◆ **What you will do**:
Which lines of the material contain the string "Concurrent"? Extract each such line, treating case as significant.

* Start Records for this exercise *

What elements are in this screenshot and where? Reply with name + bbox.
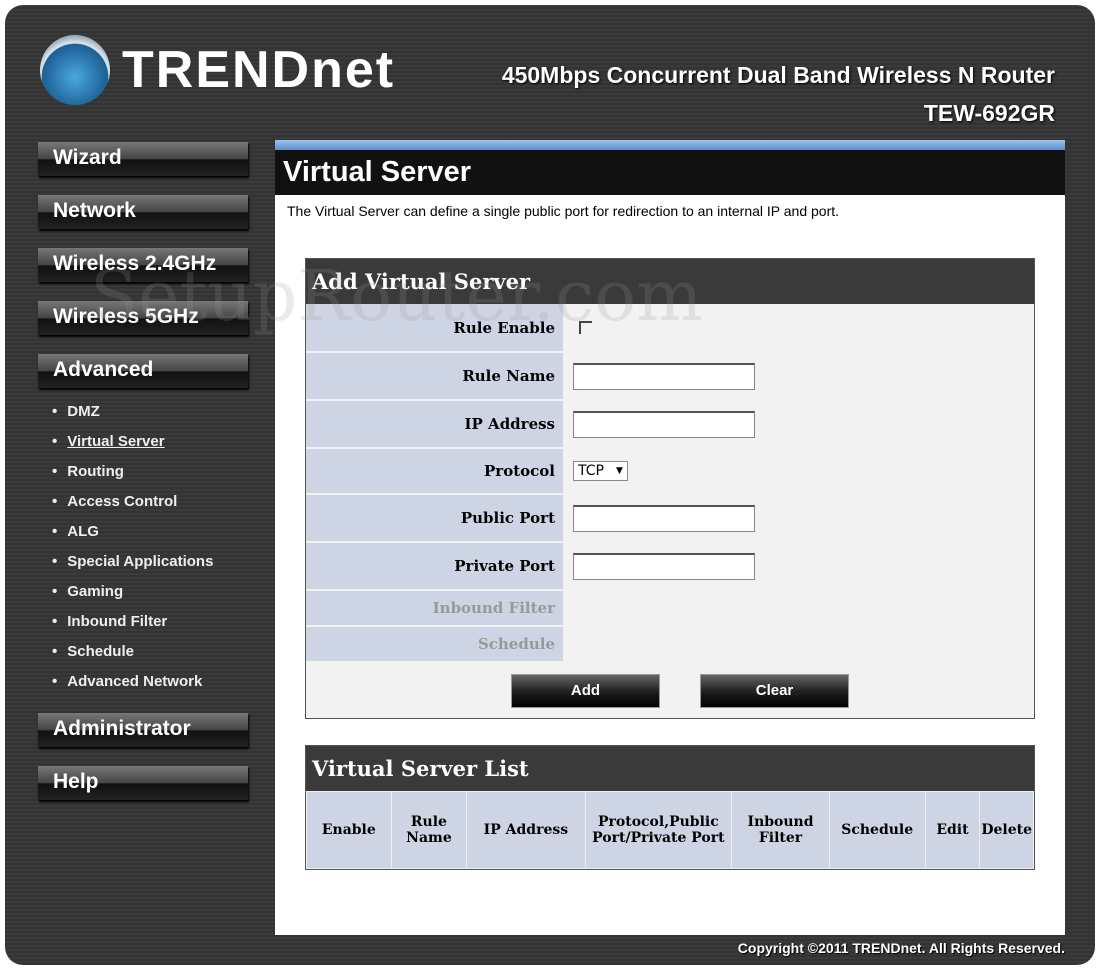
- copyright: Copyright ©2011 TRENDnet. All Rights Res…: [737, 940, 1065, 956]
- brand-name: TRENDnet: [122, 41, 396, 99]
- sub-schedule[interactable]: • Schedule: [52, 637, 248, 667]
- trendnet-logo: TRENDnet: [40, 35, 395, 105]
- inbound-filter-label: Inbound Filter: [306, 591, 563, 625]
- virtual-server-list: Virtual Server List Enable Rule Name IP …: [305, 745, 1035, 870]
- protocol-select[interactable]: TCP ▼: [573, 461, 628, 481]
- public-port-label: Public Port: [306, 495, 563, 541]
- sub-special-applications[interactable]: • Special Applications: [52, 547, 248, 577]
- sub-virtual-server[interactable]: • Virtual Server: [52, 427, 248, 457]
- public-port-input[interactable]: [573, 504, 755, 532]
- nav-advanced[interactable]: Advanced: [38, 354, 248, 388]
- sub-access-control[interactable]: • Access Control: [52, 487, 248, 517]
- sub-alg[interactable]: • ALG: [52, 517, 248, 547]
- col-protocol-ports: Protocol,Public Port/Private Port: [584, 791, 733, 869]
- col-rule-name: Rule Name: [390, 791, 468, 869]
- chevron-down-icon: ▼: [615, 466, 623, 476]
- sub-gaming[interactable]: • Gaming: [52, 577, 248, 607]
- sub-advanced-network[interactable]: • Advanced Network: [52, 667, 248, 697]
- nav-wireless-24[interactable]: Wireless 2.4GHz: [38, 248, 248, 282]
- nav-network[interactable]: Network: [38, 195, 248, 229]
- sub-dmz[interactable]: • DMZ: [52, 397, 248, 427]
- clear-button[interactable]: Clear: [700, 673, 849, 708]
- col-enable: Enable: [306, 791, 392, 869]
- trendnet-logo-icon: [40, 35, 110, 105]
- protocol-label: Protocol: [306, 449, 563, 493]
- add-virtual-server-title: Add Virtual Server: [306, 259, 1034, 304]
- ip-address-input[interactable]: [573, 410, 755, 438]
- private-port-label: Private Port: [306, 543, 563, 589]
- product-name: 450Mbps Concurrent Dual Band Wireless N …: [501, 62, 1055, 88]
- ip-address-label: IP Address: [306, 401, 563, 447]
- product-info: 450Mbps Concurrent Dual Band Wireless N …: [502, 56, 1055, 132]
- nav-wizard[interactable]: Wizard: [38, 142, 248, 176]
- advanced-submenu: • DMZ • Virtual Server • Routing • Access Co…: [38, 397, 248, 697]
- nav-help[interactable]: Help: [38, 766, 248, 800]
- rule-name-label: Rule Name: [306, 353, 563, 399]
- nav-administrator[interactable]: Administrator: [38, 713, 248, 747]
- nav-wireless-5[interactable]: Wireless 5GHz: [38, 301, 248, 335]
- col-schedule: Schedule: [828, 791, 926, 869]
- add-button[interactable]: Add: [511, 673, 660, 708]
- virtual-server-table: Enable Rule Name IP Address Protocol,Pub…: [306, 791, 1034, 869]
- content-panel: Virtual Server The Virtual Server can de…: [275, 140, 1065, 935]
- rule-enable-label: Rule Enable: [306, 304, 563, 351]
- schedule-label: Schedule: [306, 627, 563, 661]
- private-port-input[interactable]: [573, 552, 755, 580]
- rule-name-input[interactable]: [573, 362, 755, 390]
- sub-routing[interactable]: • Routing: [52, 457, 248, 487]
- page-description: The Virtual Server can define a single p…: [287, 203, 840, 219]
- add-virtual-server-box: Add Virtual Server Rule Enable Rule Name…: [305, 258, 1035, 719]
- sidebar: Wizard Network Wireless 2.4GHz Wireless …: [38, 142, 248, 819]
- rule-enable-checkbox[interactable]: [579, 321, 592, 334]
- sub-inbound-filter[interactable]: • Inbound Filter: [52, 607, 248, 637]
- panel-stripe: [275, 140, 1065, 150]
- protocol-value: TCP: [578, 463, 604, 479]
- col-edit: Edit: [924, 791, 981, 869]
- col-ip-address: IP Address: [466, 791, 586, 869]
- page-title: Virtual Server: [275, 150, 1065, 195]
- col-delete: Delete: [979, 791, 1034, 869]
- virtual-server-list-title: Virtual Server List: [306, 746, 1034, 791]
- col-inbound-filter: Inbound Filter: [731, 791, 830, 869]
- model-number: TEW-692GR: [923, 100, 1055, 126]
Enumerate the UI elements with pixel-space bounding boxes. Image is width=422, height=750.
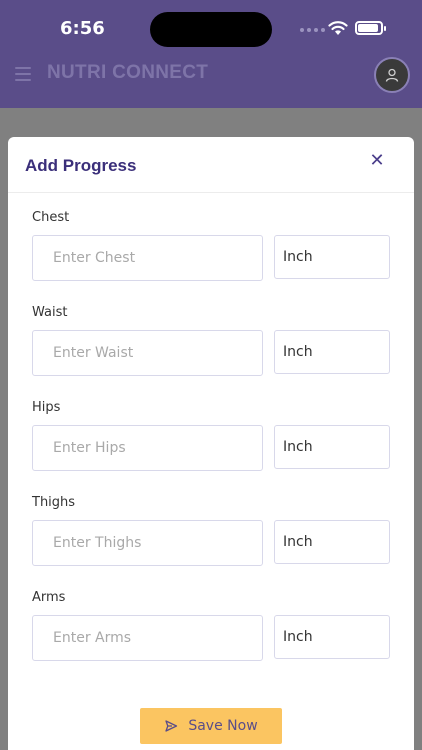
arms-input[interactable] — [32, 615, 263, 661]
field-label: Arms — [32, 590, 66, 605]
modal-title: Add Progress — [25, 156, 137, 175]
app-title: NUTRI CONNECT — [47, 62, 209, 83]
waist-input[interactable] — [32, 330, 263, 376]
avatar[interactable] — [374, 57, 410, 93]
wifi-icon — [328, 21, 348, 35]
status-bar: 6:56 — [0, 0, 422, 58]
arms-unit-select[interactable]: Inch — [274, 615, 390, 659]
field-hips: Hips Inch — [32, 400, 390, 472]
dynamic-island — [150, 12, 272, 47]
thighs-unit-select[interactable]: Inch — [274, 520, 390, 564]
add-progress-modal: Add Progress ✕ Chest Inch Waist Inch Hip… — [8, 137, 414, 750]
hips-input[interactable] — [32, 425, 263, 471]
field-label: Hips — [32, 400, 61, 415]
field-label: Waist — [32, 305, 68, 320]
field-label: Chest — [32, 210, 70, 225]
chest-unit-select[interactable]: Inch — [274, 235, 390, 279]
field-thighs: Thighs Inch — [32, 495, 390, 567]
hips-unit-select[interactable]: Inch — [274, 425, 390, 469]
send-icon — [165, 720, 178, 732]
save-now-label: Save Now — [188, 718, 258, 734]
battery-icon — [355, 21, 386, 35]
field-arms: Arms Inch — [32, 590, 390, 662]
user-icon — [385, 68, 399, 82]
menu-icon[interactable] — [15, 67, 31, 81]
thighs-input[interactable] — [32, 520, 263, 566]
field-label: Thighs — [32, 495, 76, 510]
save-now-button[interactable]: Save Now — [140, 708, 282, 744]
modal-header: Add Progress ✕ — [8, 137, 414, 193]
field-waist: Waist Inch — [32, 305, 390, 377]
chest-input[interactable] — [32, 235, 263, 281]
waist-unit-select[interactable]: Inch — [274, 330, 390, 374]
cellular-signal-icon — [300, 28, 325, 32]
close-icon[interactable]: ✕ — [368, 152, 386, 170]
field-chest: Chest Inch — [32, 210, 390, 282]
app-header: 6:56 NUTRI CONNECT — [0, 0, 422, 108]
status-time: 6:56 — [60, 18, 105, 39]
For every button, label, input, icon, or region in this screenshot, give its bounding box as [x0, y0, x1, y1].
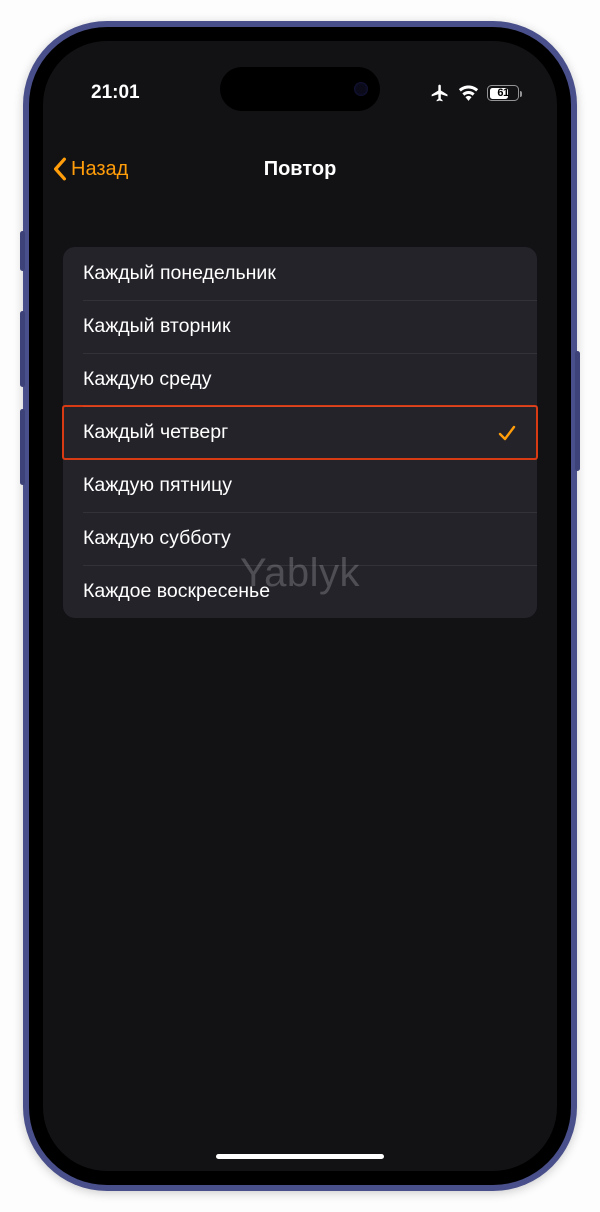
repeat-day-thursday[interactable]: Каждый четверг: [63, 406, 537, 459]
battery-percentage: 61: [497, 87, 508, 99]
repeat-day-tuesday[interactable]: Каждый вторник: [63, 300, 537, 353]
repeat-day-saturday[interactable]: Каждую субботу: [63, 512, 537, 565]
volume-down-button: [20, 409, 25, 485]
silent-switch: [20, 231, 25, 271]
list-item-label: Каждый четверг: [83, 421, 228, 444]
home-indicator[interactable]: [216, 1154, 384, 1160]
list-item-label: Каждую пятницу: [83, 474, 232, 497]
repeat-day-wednesday[interactable]: Каждую среду: [63, 353, 537, 406]
phone-frame: 21:01 61 Назад Повтор: [23, 21, 577, 1191]
repeat-day-sunday[interactable]: Каждое воскресенье: [63, 565, 537, 618]
airplane-mode-icon: [430, 83, 450, 103]
dynamic-island: [220, 67, 380, 111]
back-label: Назад: [71, 158, 128, 181]
navigation-bar: Назад Повтор: [43, 141, 557, 197]
status-icons: 61: [430, 83, 519, 103]
page-title: Повтор: [264, 158, 337, 181]
wifi-icon: [458, 85, 479, 101]
chevron-left-icon: [53, 157, 67, 181]
checkmark-icon: [497, 423, 517, 443]
phone-bezel: 21:01 61 Назад Повтор: [29, 27, 571, 1185]
volume-up-button: [20, 311, 25, 387]
list-item-label: Каждый понедельник: [83, 262, 276, 285]
repeat-days-list: Каждый понедельник Каждый вторник Каждую…: [63, 247, 537, 618]
list-item-label: Каждую субботу: [83, 527, 231, 550]
list-item-label: Каждую среду: [83, 368, 212, 391]
back-button[interactable]: Назад: [53, 157, 128, 181]
power-button: [575, 351, 580, 471]
screen: 21:01 61 Назад Повтор: [43, 41, 557, 1171]
list-item-label: Каждое воскресенье: [83, 580, 270, 603]
repeat-day-monday[interactable]: Каждый понедельник: [63, 247, 537, 300]
repeat-day-friday[interactable]: Каждую пятницу: [63, 459, 537, 512]
status-time: 21:01: [91, 82, 140, 104]
battery-indicator: 61: [487, 85, 519, 101]
list-item-label: Каждый вторник: [83, 315, 230, 338]
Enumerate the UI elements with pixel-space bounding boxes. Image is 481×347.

* End Records for this exercise *

◆ **Result of the task**:
- product-name: 450Mbps Concurrent Dual Band Wireless N …: [501, 62, 1055, 88]
- product-info: 450Mbps Concurrent Dual Band Wireless N …: [502, 56, 1055, 132]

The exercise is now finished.